• [Objective]:
Retype the material in full, keeping every word the same.

• [Input material]:
——————
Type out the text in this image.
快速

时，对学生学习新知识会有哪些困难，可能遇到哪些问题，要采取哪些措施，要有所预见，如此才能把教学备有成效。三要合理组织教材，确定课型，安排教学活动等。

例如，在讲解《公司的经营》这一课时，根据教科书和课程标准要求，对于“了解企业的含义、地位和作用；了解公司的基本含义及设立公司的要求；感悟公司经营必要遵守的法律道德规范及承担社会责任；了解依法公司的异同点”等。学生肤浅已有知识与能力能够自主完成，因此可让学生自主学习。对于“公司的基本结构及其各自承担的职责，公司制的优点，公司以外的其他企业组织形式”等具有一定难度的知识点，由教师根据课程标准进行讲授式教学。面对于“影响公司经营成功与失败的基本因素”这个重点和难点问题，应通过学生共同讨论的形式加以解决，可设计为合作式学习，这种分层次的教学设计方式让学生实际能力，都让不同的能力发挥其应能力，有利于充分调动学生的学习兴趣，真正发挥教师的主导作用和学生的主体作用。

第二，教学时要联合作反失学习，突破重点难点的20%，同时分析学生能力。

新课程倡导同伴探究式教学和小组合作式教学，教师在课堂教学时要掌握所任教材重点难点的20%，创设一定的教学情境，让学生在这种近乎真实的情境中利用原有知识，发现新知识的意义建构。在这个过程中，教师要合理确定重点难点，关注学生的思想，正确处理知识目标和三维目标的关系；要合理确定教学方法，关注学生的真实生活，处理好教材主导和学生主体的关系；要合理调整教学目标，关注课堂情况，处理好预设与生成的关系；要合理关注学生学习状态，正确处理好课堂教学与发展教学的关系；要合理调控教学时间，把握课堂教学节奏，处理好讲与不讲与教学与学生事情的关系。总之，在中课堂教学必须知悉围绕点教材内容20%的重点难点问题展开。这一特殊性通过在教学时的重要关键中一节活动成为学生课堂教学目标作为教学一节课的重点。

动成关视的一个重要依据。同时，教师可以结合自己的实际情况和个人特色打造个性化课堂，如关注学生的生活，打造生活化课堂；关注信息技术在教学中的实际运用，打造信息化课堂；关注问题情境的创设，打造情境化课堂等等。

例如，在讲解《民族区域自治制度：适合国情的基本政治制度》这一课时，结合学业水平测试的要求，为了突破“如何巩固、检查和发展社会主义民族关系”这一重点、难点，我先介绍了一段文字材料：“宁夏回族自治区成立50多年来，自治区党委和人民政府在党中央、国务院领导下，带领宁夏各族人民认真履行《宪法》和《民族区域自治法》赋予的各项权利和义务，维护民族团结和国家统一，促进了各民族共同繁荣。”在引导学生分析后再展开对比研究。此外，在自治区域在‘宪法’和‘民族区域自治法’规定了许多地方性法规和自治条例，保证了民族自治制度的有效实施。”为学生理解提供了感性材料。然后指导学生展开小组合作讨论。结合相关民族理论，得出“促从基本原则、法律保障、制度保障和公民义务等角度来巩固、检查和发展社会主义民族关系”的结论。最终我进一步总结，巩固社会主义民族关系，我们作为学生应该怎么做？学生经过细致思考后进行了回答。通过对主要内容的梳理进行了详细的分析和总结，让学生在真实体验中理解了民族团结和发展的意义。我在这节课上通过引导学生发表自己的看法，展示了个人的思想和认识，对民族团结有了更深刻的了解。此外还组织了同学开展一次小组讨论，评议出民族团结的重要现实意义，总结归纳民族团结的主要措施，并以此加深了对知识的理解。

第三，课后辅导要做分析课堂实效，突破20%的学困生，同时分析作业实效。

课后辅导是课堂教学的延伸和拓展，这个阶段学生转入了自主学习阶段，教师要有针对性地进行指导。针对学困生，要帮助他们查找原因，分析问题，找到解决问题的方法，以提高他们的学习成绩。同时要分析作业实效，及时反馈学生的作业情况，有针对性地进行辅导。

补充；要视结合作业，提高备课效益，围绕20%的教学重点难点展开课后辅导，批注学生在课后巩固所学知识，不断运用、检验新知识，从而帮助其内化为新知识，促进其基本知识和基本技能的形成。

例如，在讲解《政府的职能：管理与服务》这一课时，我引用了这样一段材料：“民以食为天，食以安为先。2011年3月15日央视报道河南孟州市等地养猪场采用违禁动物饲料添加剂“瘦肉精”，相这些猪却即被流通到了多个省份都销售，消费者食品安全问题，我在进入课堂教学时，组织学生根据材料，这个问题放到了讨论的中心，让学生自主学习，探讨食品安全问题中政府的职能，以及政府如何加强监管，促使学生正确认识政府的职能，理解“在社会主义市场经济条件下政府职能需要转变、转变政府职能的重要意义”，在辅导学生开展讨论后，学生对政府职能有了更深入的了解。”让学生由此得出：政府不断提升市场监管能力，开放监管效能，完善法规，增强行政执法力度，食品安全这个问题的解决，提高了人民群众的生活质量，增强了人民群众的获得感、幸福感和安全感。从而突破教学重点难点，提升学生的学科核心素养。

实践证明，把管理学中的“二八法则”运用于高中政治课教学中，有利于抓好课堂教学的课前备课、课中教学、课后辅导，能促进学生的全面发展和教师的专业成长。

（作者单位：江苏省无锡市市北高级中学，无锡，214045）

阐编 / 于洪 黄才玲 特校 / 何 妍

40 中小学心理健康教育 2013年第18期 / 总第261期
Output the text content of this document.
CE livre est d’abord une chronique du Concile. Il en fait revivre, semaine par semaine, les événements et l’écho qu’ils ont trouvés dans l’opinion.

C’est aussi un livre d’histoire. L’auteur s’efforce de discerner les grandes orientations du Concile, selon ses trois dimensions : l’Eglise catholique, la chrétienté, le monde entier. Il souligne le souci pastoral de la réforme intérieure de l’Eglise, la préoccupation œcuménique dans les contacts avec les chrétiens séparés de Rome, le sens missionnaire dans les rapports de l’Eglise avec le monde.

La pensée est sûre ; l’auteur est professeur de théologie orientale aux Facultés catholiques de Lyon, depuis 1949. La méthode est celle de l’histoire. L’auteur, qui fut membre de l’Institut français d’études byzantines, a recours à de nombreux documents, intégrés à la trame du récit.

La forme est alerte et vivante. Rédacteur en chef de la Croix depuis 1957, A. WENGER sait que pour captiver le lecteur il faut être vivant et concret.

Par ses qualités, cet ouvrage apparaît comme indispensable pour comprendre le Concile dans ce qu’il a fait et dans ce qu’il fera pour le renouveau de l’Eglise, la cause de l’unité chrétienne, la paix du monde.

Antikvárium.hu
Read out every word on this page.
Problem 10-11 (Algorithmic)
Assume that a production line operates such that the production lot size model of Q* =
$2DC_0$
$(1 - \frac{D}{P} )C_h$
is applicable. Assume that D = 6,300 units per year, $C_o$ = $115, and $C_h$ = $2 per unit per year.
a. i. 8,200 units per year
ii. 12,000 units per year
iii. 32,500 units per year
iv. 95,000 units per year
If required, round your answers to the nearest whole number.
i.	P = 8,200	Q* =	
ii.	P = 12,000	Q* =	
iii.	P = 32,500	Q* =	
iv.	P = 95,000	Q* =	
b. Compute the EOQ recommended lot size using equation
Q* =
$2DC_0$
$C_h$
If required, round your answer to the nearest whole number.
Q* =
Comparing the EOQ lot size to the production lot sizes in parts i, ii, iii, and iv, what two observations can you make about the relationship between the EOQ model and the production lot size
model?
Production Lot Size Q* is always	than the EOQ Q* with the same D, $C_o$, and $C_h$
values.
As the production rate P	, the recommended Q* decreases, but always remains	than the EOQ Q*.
——————
• [Full solution]:
Type out the text in this image.
快速

时，对学生学习新知识会有哪些困难，可能遇到哪些问题，要采取哪些措施，要有所预见，如此才能把教学备有成效。三要合理组织教材，确定课型，安排教学活动等。

例如，在讲解《公司的经营》这一课时，根据教科书和课程标准要求，对于“了解企业的含义、地位和作用；了解公司的基本含义及设立公司的要求；感悟公司经营必要遵守的法律道德规范及承担社会责任；了解依法公司的异同点”等。学生肤浅已有知识与能力能够自主完成，因此可让学生自主学习。对于“公司的基本结构及其各自承担的职责，公司制的优点，公司以外的其他企业组织形式”等具有一定难度的知识点，由教师根据课程标准进行讲授式教学。面对于“影响公司经营成功与失败的基本因素”这个重点和难点问题，应通过学生共同讨论的形式加以解决，可设计为合作式学习，这种分层次的教学设计方式让学生实际能力，都让不同的能力发挥其应能力，有利于充分调动学生的学习兴趣，真正发挥教师的主导作用和学生的主体作用。

第二，教学时要联合作反失学习，突破重点难点的20%，同时分析学生能力。

新课程倡导同伴探究式教学和小组合作式教学，教师在课堂教学时要掌握所任教材重点难点的20%，创设一定的教学情境，让学生在这种近乎真实的情境中利用原有知识，发现新知识的意义建构。在这个过程中，教师要合理确定重点难点，关注学生的思想，正确处理知识目标和三维目标的关系；要合理确定教学方法，关注学生的真实生活，处理好教材主导和学生主体的关系；要合理调整教学目标，关注课堂情况，处理好预设与生成的关系；要合理关注学生学习状态，正确处理好课堂教学与发展教学的关系；要合理调控教学时间，把握课堂教学节奏，处理好讲与不讲与教学与学生事情的关系。总之，在中课堂教学必须知悉围绕点教材内容20%的重点难点问题展开。这一特殊性通过在教学时的重要关键中一节活动成为学生课堂教学目标作为教学一节课的重点。

动成关视的一个重要依据。同时，教师可以结合自己的实际情况和个人特色打造个性化课堂，如关注学生的生活，打造生活化课堂；关注信息技术在教学中的实际运用，打造信息化课堂；关注问题情境的创设，打造情境化课堂等等。

例如，在讲解《民族区域自治制度：适合国情的基本政治制度》这一课时，结合学业水平测试的要求，为了突破“如何巩固、检查和发展社会主义民族关系”这一重点、难点，我先介绍了一段文字材料：“宁夏回族自治区成立50多年来，自治区党委和人民政府在党中央、国务院领导下，带领宁夏各族人民认真履行《宪法》和《民族区域自治法》赋予的各项权利和义务，维护民族团结和国家统一，促进了各民族共同繁荣。”在引导学生分析后再展开对比研究。此外，在自治区域在‘宪法’和‘民族区域自治法’规定了许多地方性法规和自治条例，保证了民族自治制度的有效实施。”为学生理解提供了感性材料。然后指导学生展开小组合作讨论。结合相关民族理论，得出“促从基本原则、法律保障、制度保障和公民义务等角度来巩固、检查和发展社会主义民族关系”的结论。最终我进一步总结，巩固社会主义民族关系，我们作为学生应该怎么做？学生经过细致思考后进行了回答。通过对主要内容的梳理进行了详细的分析和总结，让学生在真实体验中理解了民族团结和发展的意义。我在这节课上通过引导学生发表自己的看法，展示了个人的思想和认识，对民族团结有了更深刻的了解。此外还组织了同学开展一次小组讨论，评议出民族团结的重要现实意义，总结归纳民族团结的主要措施，并以此加深了对知识的理解。

第三，课后辅导要做分析课堂实效，突破20%的学困生，同时分析作业实效。

课后辅导是课堂教学的延伸和拓展，这个阶段学生转入了自主学习阶段，教师要有针对性地进行指导。针对学困生，要帮助他们查找原因，分析问题，找到解决问题的方法，以提高他们的学习成绩。同时要分析作业实效，及时反馈学生的作业情况，有针对性地进行辅导。

补充；要视结合作业，提高备课效益，围绕20%的教学重点难点展开课后辅导，批注学生在课后巩固所学知识，不断运用、检验新知识，从而帮助其内化为新知识，促进其基本知识和基本技能的形成。

例如，在讲解《政府的职能：管理与服务》这一课时，我引用了这样一段材料：“民以食为天，食以安为先。2011年3月15日央视报道河南孟州市等地养猪场采用违禁动物饲料添加剂“瘦肉精”，相这些猪却即被流通到了多个省份都销售，消费者食品安全问题，我在进入课堂教学时，组织学生根据材料，这个问题放到了讨论的中心，让学生自主学习，探讨食品安全问题中政府的职能，以及政府如何加强监管，促使学生正确认识政府的职能，理解“在社会主义市场经济条件下政府职能需要转变、转变政府职能的重要意义”，在辅导学生开展讨论后，学生对政府职能有了更深入的了解。”让学生由此得出：政府不断提升市场监管能力，开放监管效能，完善法规，增强行政执法力度，食品安全这个问题的解决，提高了人民群众的生活质量，增强了人民群众的获得感、幸福感和安全感。从而突破教学重点难点，提升学生的学科核心素养。

实践证明，把管理学中的“二八法则”运用于高中政治课教学中，有利于抓好课堂教学的课前备课、课中教学、课后辅导，能促进学生的全面发展和教师的专业成长。

（作者单位：江苏省无锡市市北高级中学，无锡，214045）

阐编 / 于洪 黄才玲 特校 / 何 妍

40 中小学心理健康教育 2013年第18期 / 总第261期
Output the text content of this document.
CE livre est d’abord une chronique du Concile. Il en fait revivre, semaine par semaine, les événements et l’écho qu’ils ont trouvés dans l’opinion.

C’est aussi un livre d’histoire. L’auteur s’efforce de discerner les grandes orientations du Concile, selon ses trois dimensions : l’Eglise catholique, la chrétienté, le monde entier. Il souligne le souci pastoral de la réforme intérieure de l’Eglise, la préoccupation œcuménique dans les contacts avec les chrétiens séparés de Rome, le sens missionnaire dans les rapports de l’Eglise avec le monde.

La pensée est sûre ; l’auteur est professeur de théologie orientale aux Facultés catholiques de Lyon, depuis 1949. La méthode est celle de l’histoire. L’auteur, qui fut membre de l’Institut français d’études byzantines, a recours à de nombreux documents, intégrés à la trame du récit.

La forme est alerte et vivante. Rédacteur en chef de la Croix depuis 1957, A. WENGER sait que pour captiver le lecteur il faut être vivant et concret.

Par ses qualités, cet ouvrage apparaît comme indispensable pour comprendre le Concile dans ce qu’il a fait et dans ce qu’il fera pour le renouveau de l’Eglise, la cause de l’unité chrétienne, la paix du monde.

Antikvárium.hu
Read out every word on this page.
Problem 10-11 (Algorithmic)
Assume that a production line operates such that the production lot size model of Q* =
$2DC_0$
$(1 - \frac{D}{P} )C_h$
is applicable. Assume that D = 6,300 units per year, $C_o$ = $115, and $C_h$ = $2 per unit per year.
a. i. 8,200 units per year
ii. 12,000 units per year
iii. 32,500 units per year
iv. 95,000 units per year
If required, round your answers to the nearest whole number.
i.	P = 8,200	Q* =	
ii.	P = 12,000	Q* =	
iii.	P = 32,500	Q* =	
iv.	P = 95,000	Q* =	
b. Compute the EOQ recommended lot size using equation
Q* =
$2DC_0$
$C_h$
If required, round your answer to the nearest whole number.
Q* =
Comparing the EOQ lot size to the production lot sizes in parts i, ii, iii, and iv, what two observations can you make about the relationship between the EOQ model and the production lot size
model?
Production Lot Size Q* is always	than the EOQ Q* with the same D, $C_o$, and $C_h$
values.
As the production rate P	, the recommended Q* decreases, but always remains	than the EOQ Q*.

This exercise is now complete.